* **Goal**
Copy each line that contains the string "K₂CO₃".

* **Available data**

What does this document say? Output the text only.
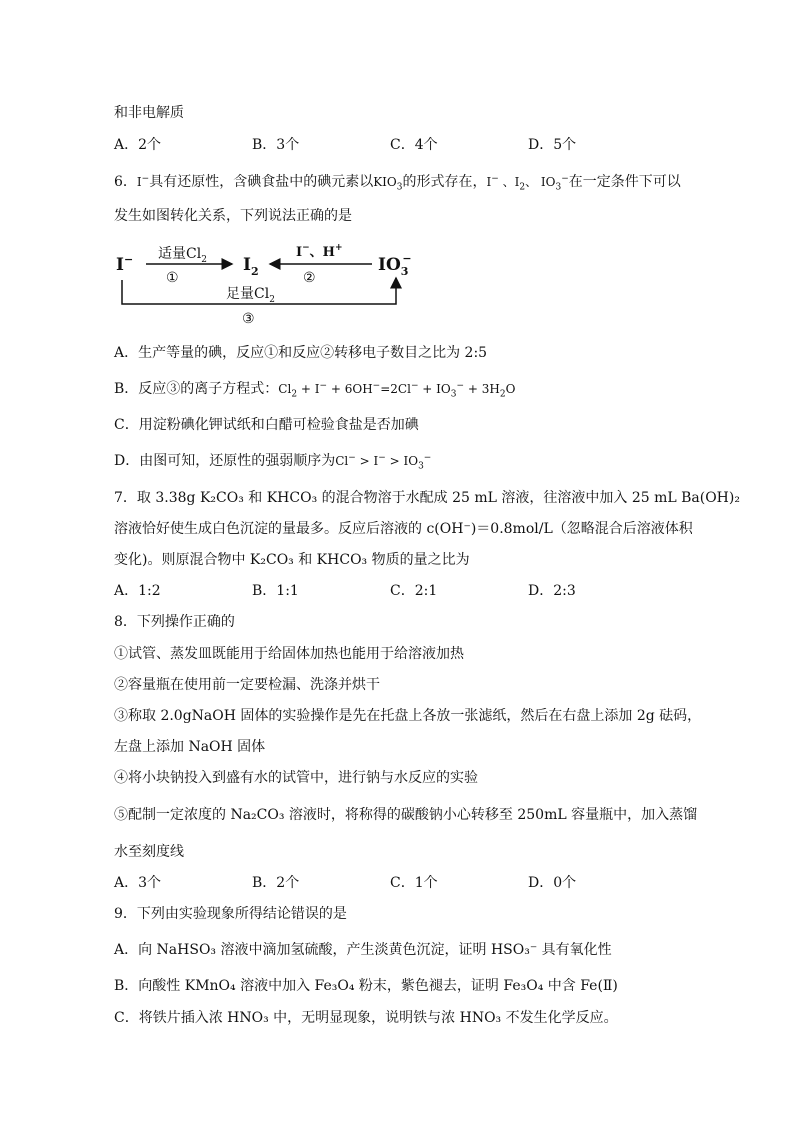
和非电解质
A．2个	B．3个	C．4个	D．5个
6．I−具有还原性，含碘食盐中的碘元素以$KIO_3$的形式存在，I− 、$I_2$、 $IO_3^-$在一定条件下可以
发生如图转化关系，下列说法正确的是
I−	$I_2$	$IO_3-$
适量$Cl_2$
①
I−、H+
②
足量$Cl_2$
③
A．生产等量的碘，反应①和反应②转移电子数目之比为 2:5
B．反应③的离子方程式：$Cl_2 + I^- + 6OH^-=2Cl^- + IO_3^- + 3H_2O$
C．用淀粉碘化钾试纸和白醋可检验食盐是否加碘
D．由图可知，还原性的强弱顺序为$Cl^- > I^- > IO_3^-$
7．取 3.38g K₂CO₃ 和 KHCO₃ 的混合物溶于水配成 25 mL 溶液，往溶液中加入 25 mL Ba(OH)₂
溶液恰好使生成白色沉淀的量最多。反应后溶液的 c(OH⁻)＝0.8mol/L（忽略混合后溶液体积
变化)。则原混合物中 K₂CO₃ 和 KHCO₃ 物质的量之比为
A．1:2	B．1:1	C．2:1	D．2:3
8．下列操作正确的
①试管、蒸发皿既能用于给固体加热也能用于给溶液加热
②容量瓶在使用前一定要检漏、洗涤并烘干
③称取 2.0gNaOH 固体的实验操作是先在托盘上各放一张滤纸，然后在右盘上添加 2g 砝码，
左盘上添加 NaOH 固体
④将小块钠投入到盛有水的试管中，进行钠与水反应的实验
⑤配制一定浓度的 Na₂CO₃ 溶液时，将称得的碳酸钠小心转移至 250mL 容量瓶中，加入蒸馏
水至刻度线
A．3个	B．2个	C．1个	D．0个
9．下列由实验现象所得结论错误的是
A．向 NaHSO₃ 溶液中滴加氢硫酸，产生淡黄色沉淀，证明 HSO₃⁻ 具有氧化性
B．向酸性 KMnO₄ 溶液中加入 Fe₃O₄ 粉末，紫色褪去，证明 Fe₃O₄ 中含 Fe(Ⅱ)
C．将铁片插入浓 HNO₃ 中，无明显现象，说明铁与浓 HNO₃ 不发生化学反应。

* **Response to the task**
7．取 3.38g K₂CO₃ 和 KHCO₃ 的混合物溶于水配成 25 mL 溶液，往溶液中加入 25 mL Ba(OH)₂
变化)。则原混合物中 K₂CO₃ 和 KHCO₃ 物质的量之比为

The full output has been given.